### Aim of the exercise:
Check every line below for the word "bottom" and copy each one that has it.

(Figure contents as structured data)
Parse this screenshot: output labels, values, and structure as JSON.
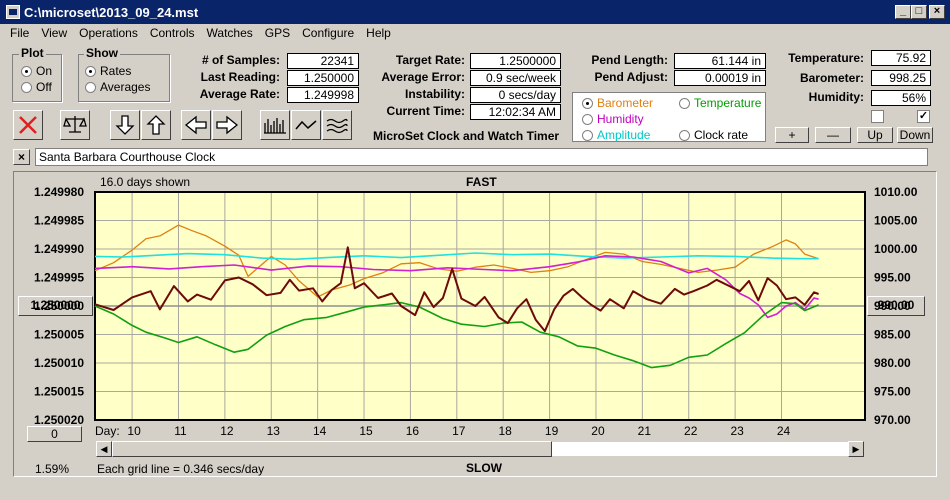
{
  "window": {
    "title": "C:\\microset\\2013_09_24.mst"
  },
  "menu": [
    "File",
    "View",
    "Operations",
    "Controls",
    "Watches",
    "GPS",
    "Configure",
    "Help"
  ],
  "plot_group": {
    "title": "Plot",
    "options": [
      {
        "label": "On",
        "selected": true
      },
      {
        "label": "Off",
        "selected": false
      }
    ]
  },
  "show_group": {
    "title": "Show",
    "options": [
      {
        "label": "Rates",
        "selected": true
      },
      {
        "label": "Averages",
        "selected": false
      }
    ]
  },
  "stats": {
    "samples_label": "# of Samples:",
    "samples": "22341",
    "last_label": "Last Reading:",
    "last": "1.250000",
    "avg_label": "Average Rate:",
    "avg": "1.249998"
  },
  "target": {
    "rate_label": "Target Rate:",
    "rate": "1.2500000",
    "err_label": "Average Error:",
    "err": "0.9 sec/week",
    "inst_label": "Instability:",
    "inst": "0 secs/day",
    "time_label": "Current Time:",
    "time": "12:02:34 AM"
  },
  "app_name": "MicroSet Clock and Watch Timer",
  "pend": {
    "len_label": "Pend Length:",
    "len": "61.144 in",
    "adj_label": "Pend Adjust:",
    "adj": "0.00019 in"
  },
  "sensor_select": {
    "options": [
      {
        "label": "Barometer",
        "color": "#e08010",
        "selected": true
      },
      {
        "label": "Temperature",
        "color": "#00a000",
        "selected": false
      },
      {
        "label": "Humidity",
        "color": "#c000c0",
        "selected": false
      },
      {
        "label": "Amplitude",
        "color": "#00c8c8",
        "selected": false
      },
      {
        "label": "Clock rate",
        "color": "#000000",
        "selected": false
      }
    ]
  },
  "env": {
    "temp_label": "Temperature:",
    "temp": "75.92",
    "baro_label": "Barometer:",
    "baro": "998.25",
    "hum_label": "Humidity:",
    "hum": "56%",
    "check1": false,
    "check2": true
  },
  "scale_buttons": {
    "plus": "+",
    "minus": "—",
    "up": "Up",
    "down": "Down"
  },
  "clock_name": {
    "value": "Santa Barbara Courthouse Clock"
  },
  "chart_labels": {
    "days_shown": "16.0 days shown",
    "top": "FAST",
    "bottom": "SLOW",
    "grid_info": "Each grid line = 0.346 secs/day",
    "percent": "1.59%",
    "left_value": "1.250000",
    "right_value": "990.00",
    "day_label": "Day:",
    "offset_button": "0"
  },
  "chart_data": {
    "type": "line",
    "x": {
      "label": "Day:",
      "range": [
        9.2,
        25.8
      ],
      "ticks": [
        10,
        11,
        12,
        13,
        14,
        15,
        16,
        17,
        18,
        19,
        20,
        21,
        22,
        23,
        24
      ]
    },
    "y_left": {
      "ticks": [
        "1.249980",
        "1.249985",
        "1.249990",
        "1.249995",
        "1.250000",
        "1.250005",
        "1.250010",
        "1.250015",
        "1.250020"
      ],
      "top": 1.24998,
      "bottom": 1.25002
    },
    "y_right": {
      "ticks": [
        "1010.00",
        "1005.00",
        "1000.00",
        "995.00",
        "990.00",
        "985.00",
        "980.00",
        "975.00",
        "970.00"
      ],
      "top": 1010,
      "bottom": 970
    },
    "grid": true,
    "series": [
      {
        "color": "#e08010",
        "width": 1.3,
        "points": [
          [
            9.2,
            996.2
          ],
          [
            9.6,
            997.6
          ],
          [
            10.0,
            999.8
          ],
          [
            10.3,
            1001.8
          ],
          [
            10.6,
            1002.3
          ],
          [
            11.0,
            1004.2
          ],
          [
            11.3,
            1003.2
          ],
          [
            11.6,
            1002.3
          ],
          [
            12.0,
            1000.5
          ],
          [
            12.3,
            998.9
          ],
          [
            12.5,
            995.2
          ],
          [
            12.7,
            996.6
          ],
          [
            13.0,
            998.7
          ],
          [
            13.3,
            997.2
          ],
          [
            13.6,
            994.4
          ],
          [
            14.0,
            991.6
          ],
          [
            14.3,
            992.8
          ],
          [
            14.7,
            993.7
          ],
          [
            15.0,
            994.8
          ],
          [
            15.4,
            995.8
          ],
          [
            15.8,
            997.4
          ],
          [
            16.2,
            997.6
          ],
          [
            16.6,
            996.5
          ],
          [
            17.0,
            996.1
          ],
          [
            17.4,
            996.8
          ],
          [
            17.8,
            997.2
          ],
          [
            18.2,
            996.6
          ],
          [
            18.6,
            995.9
          ],
          [
            19.0,
            996.2
          ],
          [
            19.4,
            996.9
          ],
          [
            19.8,
            998.2
          ],
          [
            20.2,
            999.4
          ],
          [
            20.6,
            999.1
          ],
          [
            21.0,
            997.8
          ],
          [
            21.4,
            997.3
          ],
          [
            21.8,
            996.6
          ],
          [
            22.2,
            995.9
          ],
          [
            22.6,
            996.3
          ],
          [
            23.0,
            996.8
          ],
          [
            23.4,
            999.1
          ],
          [
            23.8,
            1000.4
          ],
          [
            24.1,
            1001.6
          ],
          [
            24.3,
            1000.9
          ],
          [
            24.5,
            999.1
          ],
          [
            24.8,
            998.3
          ]
        ]
      },
      {
        "color": "#20e0e0",
        "width": 1.6,
        "points": [
          [
            9.2,
            998.7
          ],
          [
            9.8,
            998.6
          ],
          [
            10.5,
            998.9
          ],
          [
            11.2,
            999.2
          ],
          [
            12.0,
            999.0
          ],
          [
            12.8,
            998.4
          ],
          [
            13.5,
            998.2
          ],
          [
            14.2,
            998.5
          ],
          [
            15.0,
            998.8
          ],
          [
            15.8,
            998.5
          ],
          [
            16.6,
            998.9
          ],
          [
            17.4,
            999.3
          ],
          [
            18.2,
            999.0
          ],
          [
            19.0,
            999.1
          ],
          [
            19.8,
            998.7
          ],
          [
            20.6,
            998.4
          ],
          [
            21.4,
            998.6
          ],
          [
            22.2,
            998.8
          ],
          [
            23.0,
            998.7
          ],
          [
            23.8,
            998.4
          ],
          [
            24.4,
            998.3
          ],
          [
            24.8,
            998.3
          ]
        ]
      },
      {
        "color": "#d020d0",
        "width": 1.6,
        "points": [
          [
            9.2,
            996.6
          ],
          [
            10.0,
            996.9
          ],
          [
            10.8,
            996.5
          ],
          [
            11.5,
            996.9
          ],
          [
            12.2,
            997.2
          ],
          [
            13.0,
            996.3
          ],
          [
            13.8,
            997.0
          ],
          [
            14.5,
            996.9
          ],
          [
            15.2,
            996.4
          ],
          [
            16.0,
            996.2
          ],
          [
            16.8,
            996.7
          ],
          [
            17.6,
            996.4
          ],
          [
            18.2,
            996.2
          ],
          [
            19.0,
            996.9
          ],
          [
            19.6,
            997.7
          ],
          [
            20.2,
            998.8
          ],
          [
            20.8,
            998.6
          ],
          [
            21.4,
            997.8
          ],
          [
            22.0,
            995.8
          ],
          [
            22.4,
            996.6
          ],
          [
            22.8,
            994.6
          ],
          [
            23.1,
            992.2
          ],
          [
            23.3,
            991.4
          ],
          [
            23.5,
            990.2
          ],
          [
            23.7,
            988.0
          ],
          [
            23.9,
            988.6
          ],
          [
            24.1,
            990.0
          ],
          [
            24.3,
            990.6
          ],
          [
            24.5,
            989.4
          ],
          [
            24.7,
            991.4
          ],
          [
            24.8,
            991.2
          ]
        ]
      },
      {
        "color": "#10a010",
        "width": 1.6,
        "points": [
          [
            9.2,
            990.0
          ],
          [
            9.6,
            988.6
          ],
          [
            10.0,
            986.6
          ],
          [
            10.3,
            985.4
          ],
          [
            10.7,
            984.4
          ],
          [
            11.0,
            983.6
          ],
          [
            11.4,
            984.6
          ],
          [
            11.8,
            983.2
          ],
          [
            12.2,
            981.9
          ],
          [
            12.5,
            982.4
          ],
          [
            12.9,
            984.9
          ],
          [
            13.3,
            986.4
          ],
          [
            13.7,
            987.6
          ],
          [
            14.2,
            988.0
          ],
          [
            14.6,
            988.9
          ],
          [
            15.0,
            989.8
          ],
          [
            15.4,
            990.2
          ],
          [
            15.8,
            990.6
          ],
          [
            16.2,
            989.8
          ],
          [
            16.7,
            987.8
          ],
          [
            17.1,
            986.8
          ],
          [
            17.6,
            986.4
          ],
          [
            18.0,
            987.0
          ],
          [
            18.4,
            987.2
          ],
          [
            18.8,
            985.4
          ],
          [
            19.2,
            984.6
          ],
          [
            19.6,
            983.0
          ],
          [
            20.0,
            982.6
          ],
          [
            20.4,
            981.4
          ],
          [
            20.8,
            980.4
          ],
          [
            21.2,
            979.2
          ],
          [
            21.6,
            979.6
          ],
          [
            22.0,
            981.0
          ],
          [
            22.4,
            981.4
          ],
          [
            22.8,
            983.4
          ],
          [
            23.2,
            985.3
          ],
          [
            23.6,
            988.3
          ],
          [
            24.0,
            990.6
          ],
          [
            24.3,
            990.4
          ],
          [
            24.5,
            989.2
          ],
          [
            24.8,
            990.2
          ]
        ]
      },
      {
        "color": "#6e0a0a",
        "width": 2.0,
        "points": [
          [
            9.2,
            990.3
          ],
          [
            9.6,
            989.3
          ],
          [
            10.0,
            991.5
          ],
          [
            10.4,
            992.6
          ],
          [
            10.6,
            989.4
          ],
          [
            10.9,
            993.5
          ],
          [
            11.2,
            990.8
          ],
          [
            11.4,
            992.0
          ],
          [
            11.7,
            991.1
          ],
          [
            12.0,
            994.5
          ],
          [
            12.3,
            995.0
          ],
          [
            12.6,
            993.8
          ],
          [
            12.9,
            991.9
          ],
          [
            13.2,
            992.3
          ],
          [
            13.4,
            994.6
          ],
          [
            13.6,
            992.7
          ],
          [
            13.9,
            993.1
          ],
          [
            14.1,
            990.8
          ],
          [
            14.3,
            992.8
          ],
          [
            14.5,
            994.0
          ],
          [
            14.65,
            1000.3
          ],
          [
            14.8,
            993.1
          ],
          [
            15.0,
            994.0
          ],
          [
            15.3,
            991.4
          ],
          [
            15.6,
            992.2
          ],
          [
            15.8,
            990.0
          ],
          [
            16.1,
            988.4
          ],
          [
            16.3,
            992.4
          ],
          [
            16.5,
            989.8
          ],
          [
            16.7,
            991.4
          ],
          [
            16.9,
            996.5
          ],
          [
            17.1,
            991.3
          ],
          [
            17.4,
            990.0
          ],
          [
            17.6,
            991.6
          ],
          [
            17.9,
            988.0
          ],
          [
            18.1,
            987.0
          ],
          [
            18.3,
            989.6
          ],
          [
            18.5,
            991.2
          ],
          [
            18.7,
            987.6
          ],
          [
            18.9,
            985.6
          ],
          [
            19.1,
            989.4
          ],
          [
            19.3,
            991.8
          ],
          [
            19.5,
            993.0
          ],
          [
            19.7,
            991.5
          ],
          [
            19.9,
            990.2
          ],
          [
            20.1,
            989.2
          ],
          [
            20.3,
            991.2
          ],
          [
            20.6,
            989.6
          ],
          [
            20.8,
            992.6
          ],
          [
            21.1,
            991.2
          ],
          [
            21.4,
            990.4
          ],
          [
            21.7,
            993.0
          ],
          [
            21.9,
            992.0
          ],
          [
            22.1,
            992.6
          ],
          [
            22.4,
            993.6
          ],
          [
            22.6,
            994.6
          ],
          [
            22.9,
            993.4
          ],
          [
            23.1,
            992.6
          ],
          [
            23.3,
            994.4
          ],
          [
            23.5,
            991.0
          ],
          [
            23.7,
            994.9
          ],
          [
            23.9,
            993.6
          ],
          [
            24.1,
            991.2
          ],
          [
            24.3,
            991.5
          ],
          [
            24.5,
            990.2
          ],
          [
            24.7,
            992.4
          ],
          [
            24.8,
            992.1
          ]
        ]
      }
    ]
  }
}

### Solution to this problem:
    "bottom": "SLOW",
      "bottom": 1.25002
      "bottom": 970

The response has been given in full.